Exercise prompt.
Pick out each line in these entries that contains the string "Category".

Given records.
****

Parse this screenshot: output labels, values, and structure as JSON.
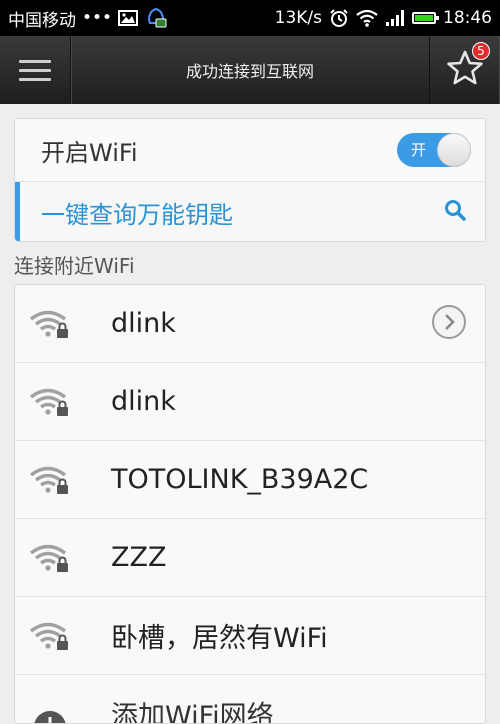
{
  "status_bar": {
    "carrier": "中国移动",
    "dots": "•••",
    "speed": "13K/s",
    "time": "18:46",
    "battery_color": "#35d41c"
  },
  "title_bar": {
    "title": "成功连接到互联网",
    "badge_count": "5"
  },
  "wifi_toggle": {
    "label": "开启WiFi",
    "state_label": "开",
    "accent": "#3b9be4"
  },
  "query": {
    "label": "一键查询万能钥匙",
    "color": "#2a93d5"
  },
  "section": {
    "nearby_label": "连接附近WiFi"
  },
  "networks": [
    {
      "ssid": "dlink",
      "has_detail": true
    },
    {
      "ssid": "dlink",
      "has_detail": false
    },
    {
      "ssid": "TOTOLINK_B39A2C",
      "has_detail": false
    },
    {
      "ssid": "ZZZ",
      "has_detail": false
    },
    {
      "ssid": "卧槽，居然有WiFi",
      "has_detail": false
    }
  ],
  "add_network": {
    "label": "添加WiFi网络"
  },
  "icons": {
    "menu": "menu-icon",
    "star": "star-icon",
    "search": "search-icon",
    "wifi_locked": "wifi-lock-icon",
    "chevron": "chevron-right-icon"
  }
}
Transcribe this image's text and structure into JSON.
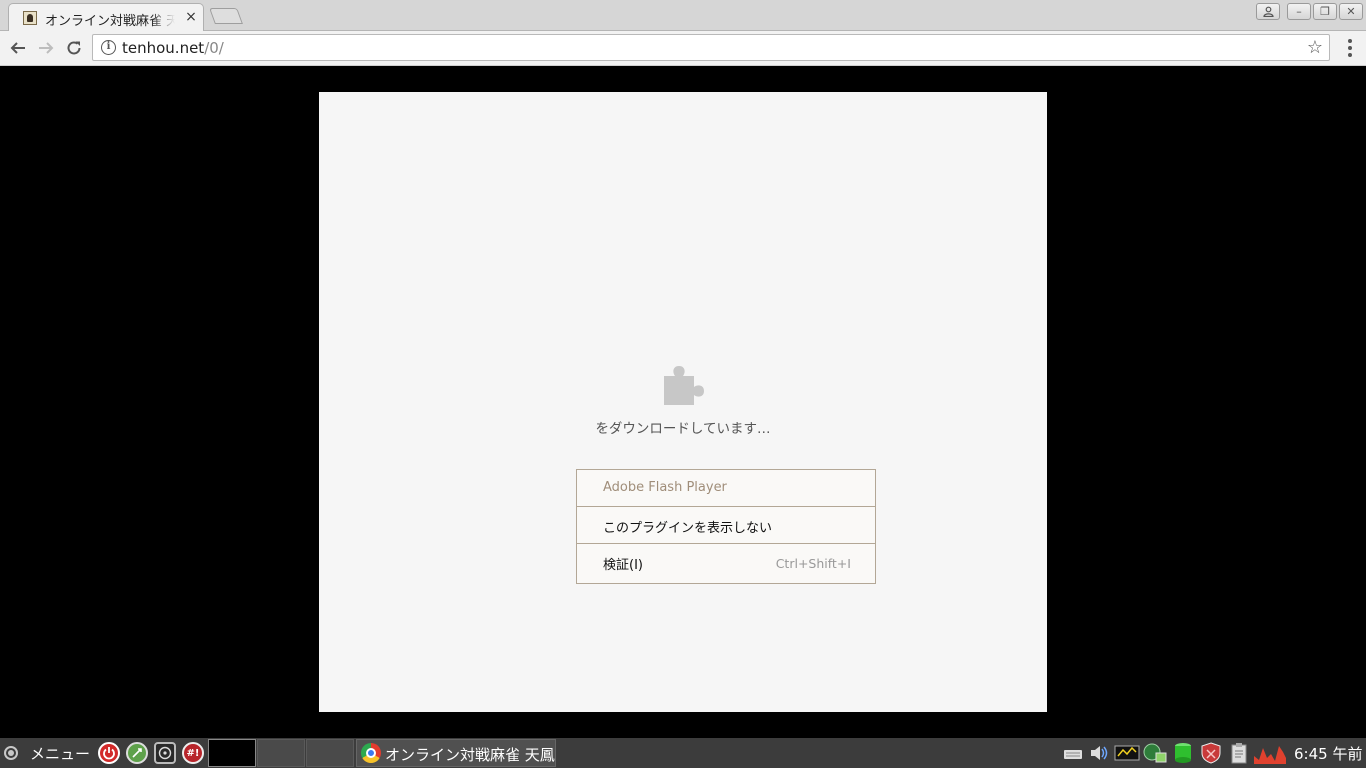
{
  "browser": {
    "tab": {
      "title": "オンライン対戦麻雀 天鳳",
      "close_glyph": "×"
    },
    "omnibox": {
      "url_host": "tenhou.net",
      "url_path": "/0/",
      "info_glyph": "i",
      "star_glyph": "☆"
    },
    "window_controls": {
      "minimize_glyph": "–",
      "restore_glyph": "❐",
      "close_glyph": "✕"
    }
  },
  "plugin": {
    "status_text": "をダウンロードしています…",
    "context_menu": {
      "header": "Adobe Flash Player",
      "hide_label": "このプラグインを表示しない",
      "inspect_label": "検証(I)",
      "inspect_shortcut": "Ctrl+Shift+I"
    }
  },
  "taskbar": {
    "start_label": "メニュー",
    "hash_launcher_glyph": "#!",
    "task_title": "オンライン対戦麻雀 天鳳",
    "clock": "6:45 午前"
  },
  "colors": {
    "page_background": "#000000",
    "plugin_background": "#f6f6f6",
    "taskbar": "#3c3c3c",
    "menu_border": "#b3a796"
  }
}
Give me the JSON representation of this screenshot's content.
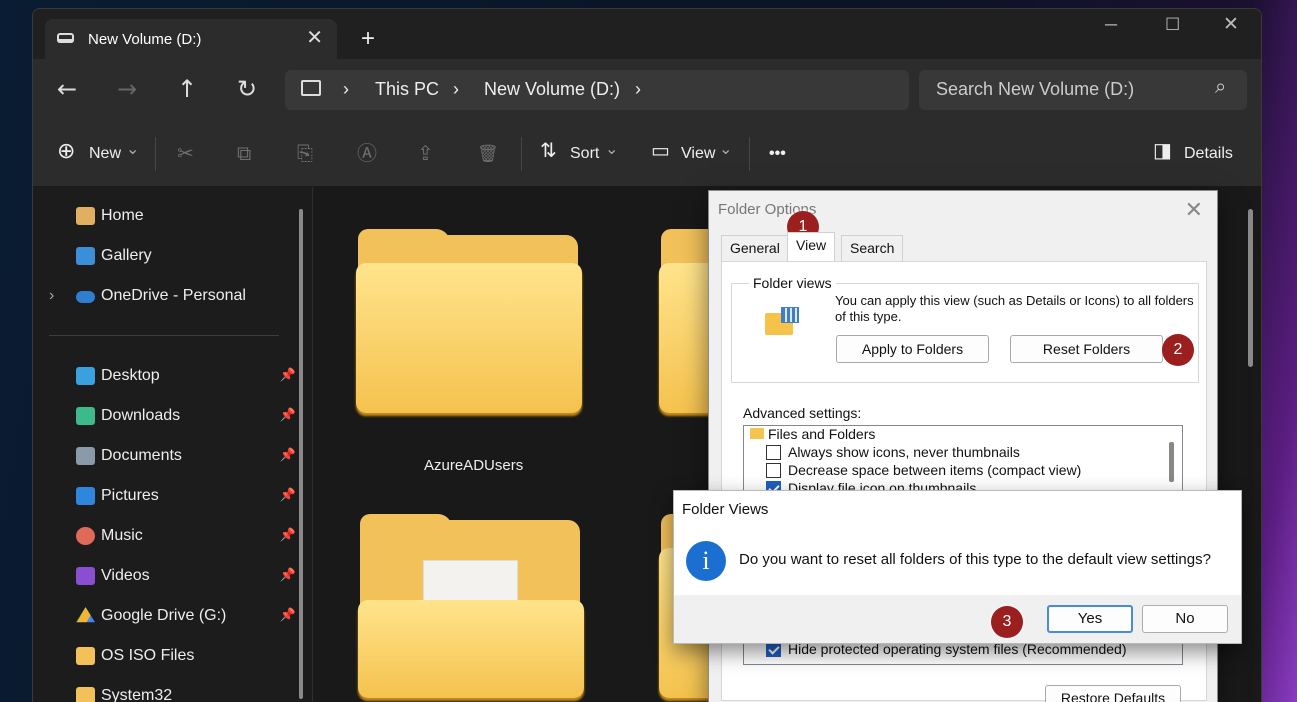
{
  "window": {
    "tab_title": "New Volume (D:)",
    "tab_close": "✕",
    "new_tab": "+",
    "minimize": "─",
    "maximize": "☐",
    "close": "✕"
  },
  "address": {
    "back": "←",
    "forward": "→",
    "up": "↑",
    "refresh": "↻",
    "computer_icon": "computer-icon",
    "sep": "›",
    "crumb1": "This PC",
    "crumb2": "New Volume (D:)",
    "search_placeholder": "Search New Volume (D:)",
    "search_icon": "⌕"
  },
  "toolbar": {
    "new_label": "New",
    "sort_label": "Sort",
    "view_label": "View",
    "more": "•••",
    "details_label": "Details",
    "caret": "⌄",
    "plus_circle": "⊕",
    "cut": "✂",
    "copy": "⧉",
    "paste": "⎘",
    "rename": "Ⓐ",
    "share": "⇪",
    "delete": "🗑",
    "sort_icon": "⇅",
    "view_icon": "▭",
    "details_icon": "◨"
  },
  "sidebar": {
    "items": [
      {
        "label": "Home",
        "icon": "home-icon",
        "color": "#e0b060"
      },
      {
        "label": "Gallery",
        "icon": "gallery-icon",
        "color": "#3a8fd8"
      },
      {
        "label": "OneDrive - Personal",
        "icon": "onedrive-icon",
        "color": "#2f7fd0"
      },
      {
        "label": "Desktop",
        "icon": "desktop-icon",
        "color": "#3ba0e0"
      },
      {
        "label": "Downloads",
        "icon": "downloads-icon",
        "color": "#3cba8c"
      },
      {
        "label": "Documents",
        "icon": "documents-icon",
        "color": "#8a9aa8"
      },
      {
        "label": "Pictures",
        "icon": "pictures-icon",
        "color": "#2e86de"
      },
      {
        "label": "Music",
        "icon": "music-icon",
        "color": "#e06a5a"
      },
      {
        "label": "Videos",
        "icon": "videos-icon",
        "color": "#8a4fd0"
      },
      {
        "label": "Google Drive (G:)",
        "icon": "google-drive-icon",
        "color": "#f2b530"
      },
      {
        "label": "OS ISO Files",
        "icon": "folder-icon",
        "color": "#f2c15a"
      },
      {
        "label": "System32",
        "icon": "folder-icon",
        "color": "#f2c15a"
      }
    ],
    "chevron": "›",
    "pin": "📌"
  },
  "content": {
    "folder1_label": "AzureADUsers"
  },
  "folder_options": {
    "title": "Folder Options",
    "close": "✕",
    "tabs": [
      "General",
      "View",
      "Search"
    ],
    "folder_views_label": "Folder views",
    "folder_views_text": "You can apply this view (such as Details or Icons) to all folders of this type.",
    "apply_button": "Apply to Folders",
    "reset_button": "Reset Folders",
    "advanced_label": "Advanced settings:",
    "tree_root": "Files and Folders",
    "settings": [
      {
        "label": "Always show icons, never thumbnails",
        "checked": false
      },
      {
        "label": "Decrease space between items (compact view)",
        "checked": false
      },
      {
        "label": "Display file icon on thumbnails",
        "checked": true
      },
      {
        "label": "Hide protected operating system files (Recommended)",
        "checked": true
      }
    ],
    "restore_button": "Restore Defaults"
  },
  "folder_views_dialog": {
    "title": "Folder Views",
    "icon": "i",
    "message": "Do you want to reset all folders of this type to the default view settings?",
    "yes": "Yes",
    "no": "No"
  },
  "markers": [
    "1",
    "2",
    "3"
  ]
}
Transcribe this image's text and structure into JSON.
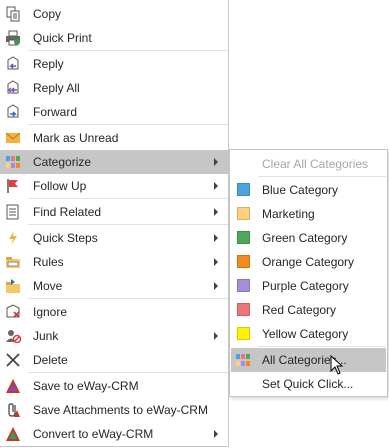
{
  "menu": {
    "copy": "Copy",
    "quick_print": "Quick Print",
    "reply": "Reply",
    "reply_all": "Reply All",
    "forward": "Forward",
    "mark_as_unread": "Mark as Unread",
    "categorize": "Categorize",
    "follow_up": "Follow Up",
    "find_related": "Find Related",
    "quick_steps": "Quick Steps",
    "rules": "Rules",
    "move": "Move",
    "ignore": "Ignore",
    "junk": "Junk",
    "delete": "Delete",
    "save_to_eway": "Save to eWay-CRM",
    "save_attachments_to_eway": "Save Attachments to eWay-CRM",
    "convert_to_eway": "Convert to eWay-CRM"
  },
  "submenu": {
    "clear_all": "Clear All Categories",
    "categories": [
      {
        "label": "Blue Category",
        "color": "#4aa4dc"
      },
      {
        "label": "Marketing",
        "color": "#fdd27b"
      },
      {
        "label": "Green Category",
        "color": "#4caa5a"
      },
      {
        "label": "Orange Category",
        "color": "#f28a1e"
      },
      {
        "label": "Purple Category",
        "color": "#a58ed9"
      },
      {
        "label": "Red Category",
        "color": "#ed7579"
      },
      {
        "label": "Yellow Category",
        "color": "#fff100"
      }
    ],
    "all_categories": "All Categories...",
    "set_quick_click": "Set Quick Click..."
  },
  "colors": {
    "highlight": "#c6c6c6",
    "disabled_text": "#a6a6a6"
  }
}
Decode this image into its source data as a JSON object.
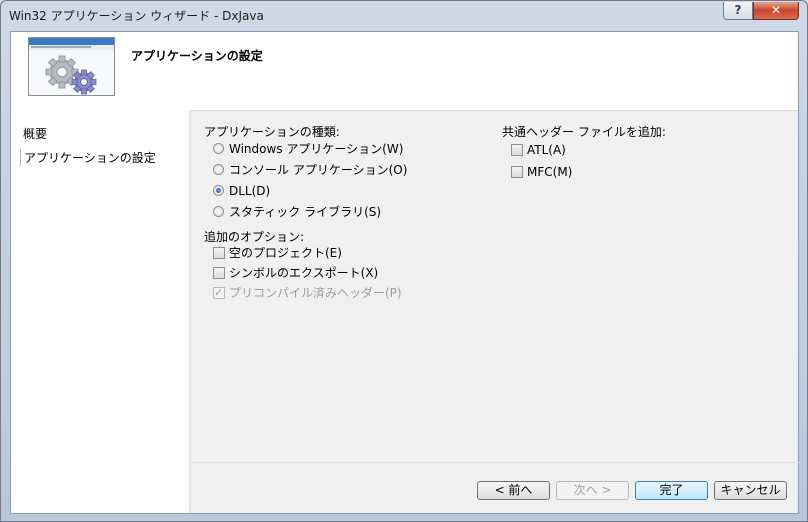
{
  "window": {
    "title": "Win32 アプリケーション ウィザード - DxJava",
    "help_label": "?",
    "close_label": "✕"
  },
  "header": {
    "title": "アプリケーションの設定"
  },
  "sidebar": {
    "items": [
      {
        "label": "概要"
      },
      {
        "label": "アプリケーションの設定"
      }
    ]
  },
  "app_type": {
    "label": "アプリケーションの種類:",
    "options": [
      {
        "label": "Windows アプリケーション(W)",
        "checked": false
      },
      {
        "label": "コンソール アプリケーション(O)",
        "checked": false
      },
      {
        "label": "DLL(D)",
        "checked": true
      },
      {
        "label": "スタティック ライブラリ(S)",
        "checked": false
      }
    ]
  },
  "additional": {
    "label": "追加のオプション:",
    "options": [
      {
        "label": "空のプロジェクト(E)",
        "checked": false,
        "enabled": true
      },
      {
        "label": "シンボルのエクスポート(X)",
        "checked": false,
        "enabled": true
      },
      {
        "label": "プリコンパイル済みヘッダー(P)",
        "checked": true,
        "enabled": false
      }
    ]
  },
  "common_headers": {
    "label": "共通ヘッダー ファイルを追加:",
    "options": [
      {
        "label": "ATL(A)",
        "checked": false
      },
      {
        "label": "MFC(M)",
        "checked": false
      }
    ]
  },
  "buttons": {
    "prev": "< 前へ",
    "next": "次へ >",
    "finish": "完了",
    "cancel": "キャンセル"
  },
  "colors": {
    "accent": "#3c7fb1",
    "close": "#c8442a"
  }
}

****

Exercise result.
        "label": "Blue Category",
        "label": "Green Category",
        "label": "Orange Category",
        "label": "Purple Category",
        "label": "Red Category",
        "label": "Yellow Category",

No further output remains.